§ **YOUR OBJECTIVE**: Scan the records below. Copy every line in which the word "oltre" appears.

·····

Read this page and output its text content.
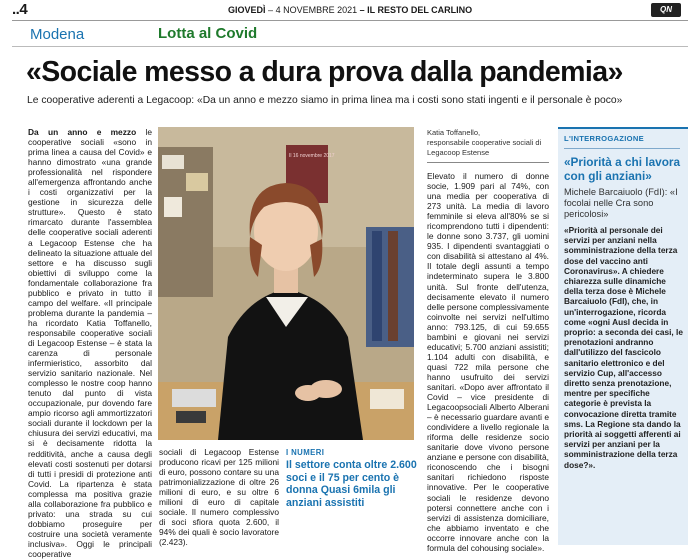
..4	GIOVEDÌ – 4 NOVEMBRE 2021 – IL RESTO DEL CARLINO	QN
Modena	Lotta al Covid
«Sociale messo a dura prova dalla pandemia»
Le cooperative aderenti a Legacoop: «Da un anno e mezzo siamo in prima linea ma i costi sono stati ingenti e il personale è poco»
Da un anno e mezzo le cooperative sociali «sono in prima linea a causa del Covid» e hanno dimostrato «una grande professionalità nel rispondere all'emergenza affrontando anche i costi organizzativi per la gestione in sicurezza delle strutture». Questo è stato rimarcato durante l'assemblea delle cooperative sociali aderenti a Legacoop Estense che ha delineato la situazione attuale del settore e ha discusso sugli obiettivi di sviluppo come la fondamentale collaborazione fra pubblico e privato in tutto il campo del welfare. «Il principale problema durante la pandemia – ha ricordato Katia Toffanello, responsabile cooperative sociali di Legacoop Estense – è stata la carenza di personale infermieristico, assorbito dal servizio sanitario nazionale. Nel complesso le nostre coop hanno tenuto dal punto di vista occupazionale, pur dovendo fare ampio ricorso agli ammortizzatori sociali durante il lockdown per la chiusura dei servizi educativi, ma si è decisamente ridotta la redditività, anche a causa degli elevati costi sostenuti per dotarsi di tutti i presidi di protezione anti Covid. La ripartenza è stata complessa ma positiva grazie alla collaborazione fra pubblico e privato: una strada su cui dobbiamo proseguire per costruire una società veramente inclusiva». Oggi le principali cooperative
Il 16 novembre 2017
sociali di Legacoop Estense producono ricavi per 125 milioni di euro, possono contare su una patrimonializzazione di oltre 26 milioni di euro, e su oltre 6 milioni di euro di capitale sociale. Il numero complessivo di soci sfiora quota 2.600, il 94% dei quali è socio lavoratore (2.423).
I NUMERI
Il settore conta oltre 2.600 soci e il 75 per cento è donna Quasi 6mila gli anziani assistiti
Katia Toffanello,
responsabile cooperative sociali di Legacoop Estense
Elevato il numero di donne socie, 1.909 pari al 74%, con una media per cooperativa di 273 unità. La media di lavoro femminile si eleva all'80% se si ricomprendono tutti i dipendenti: le donne sono 3.737, gli uomini 935. I dipendenti svantaggiati o con disabilità si attestano al 4%. Il totale degli assunti a tempo indeterminato supera le 3.800 unità. Sul fronte dell'utenza, decisamente elevato il numero delle persone complessivamente coinvolte nei servizi nell'ultimo anno: 793.125, di cui 59.655 bambini e giovani nei servizi educativi; 5.700 anziani assistiti; 1.104 adulti con disabilità, e quasi 722 mila persone che hanno usufruito dei servizi sanitari. «Dopo aver affrontato il Covid – vice presidente di Legacoopsociali Alberto Alberani – è necessario guardare avanti e condividere a livello regionale la riforma delle residenze socio sanitarie dove vivono persone anziane e persone con disabilità, riconoscendo che i bisogni sanitari richiedono risposte innovative. Per le cooperative sociali le residenze devono potersi connettere anche con i servizi di assistenza domiciliare, che abbiamo inventato e che occorre innovare anche con la formula del cohousing sociale».
L'INTERROGAZIONE
«Priorità a chi lavora con gli anziani»
Michele Barcaiuolo (FdI): «I focolai nelle Cra sono pericolosi»
«Priorità al personale dei servizi per anziani nella somministrazione della terza dose del vaccino anti Coronavirus». A chiedere chiarezza sulle dinamiche della terza dose è Michele Barcaiuolo (FdI), che, in un'interrogazione, ricorda come «ogni Ausl decida in proprio: a seconda dei casi, le prenotazioni andranno dall'utilizzo del fascicolo sanitario elettronico e del servizio Cup, all'accesso diretto senza prenotazione, mentre per specifiche categorie è prevista la convocazione diretta tramite sms. La Regione sta dando la priorità ai soggetti afferenti ai servizi per anziani per la somministrazione della terza dose?».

·····

§ **WRITTEN RESPONSE**:
sociali di Legacoop Estense producono ricavi per 125 milioni di euro, possono contare su una patrimonializzazione di oltre 26 milioni di euro, e su oltre 6 milioni di euro di capitale sociale. Il numero complessivo di soci sfiora quota 2.600, il 94% dei quali è socio lavoratore (2.423).
Il settore conta oltre 2.600 soci e il 75 per cento è donna Quasi 6mila gli anziani assistiti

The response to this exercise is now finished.